▶ Required tasks:
(a) In the struct dentry post, on 64-bit architectures, how much does struct dentry grow?
(b) Why does the struct dentry post hesitate to swap d_inode with d_mounted?

▶ Passage given:
──────────
After taking a look at struct dentry, Arnd noted an alignment
problem. The first four fields currently are:
atomic_t d_count;
unsigned int d_flags; /* protected by d_lock */
spinlock_t d_lock; /* per dentry lock */
struct inode *d_inode; /* Where the name belongs to - NULL is
* negative */
On 64bit architectures, the first three take 12 bytes and d_inode is
not naturally aligned, so it can be aligned to byte 16. This grows a
struct dentry from 196 to 200 Bytes (assuming no funky config options
like DEBUG_*, PROFILING or PREEMT && SMP are set).
One possible solution would be to exchange d_inode with d_mounted, but
I fear that d_inode would move from a hot cacheline to a cold one,
reducing performance. Could there be a good solution or would any
rearrangement here only cause regressions?
──────────
▶ Data block:

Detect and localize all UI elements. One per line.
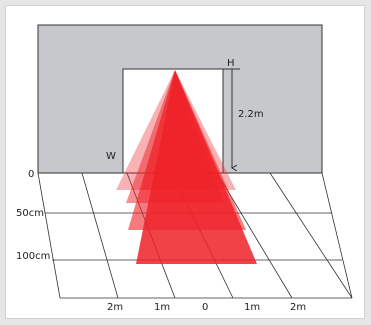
──────────
▶ Solved problems:
(a) It grows from 196 to 200 bytes.

(b) The writer fears that the swap would move d_inode from a hot cacheline to a cold one, which would reduce performance.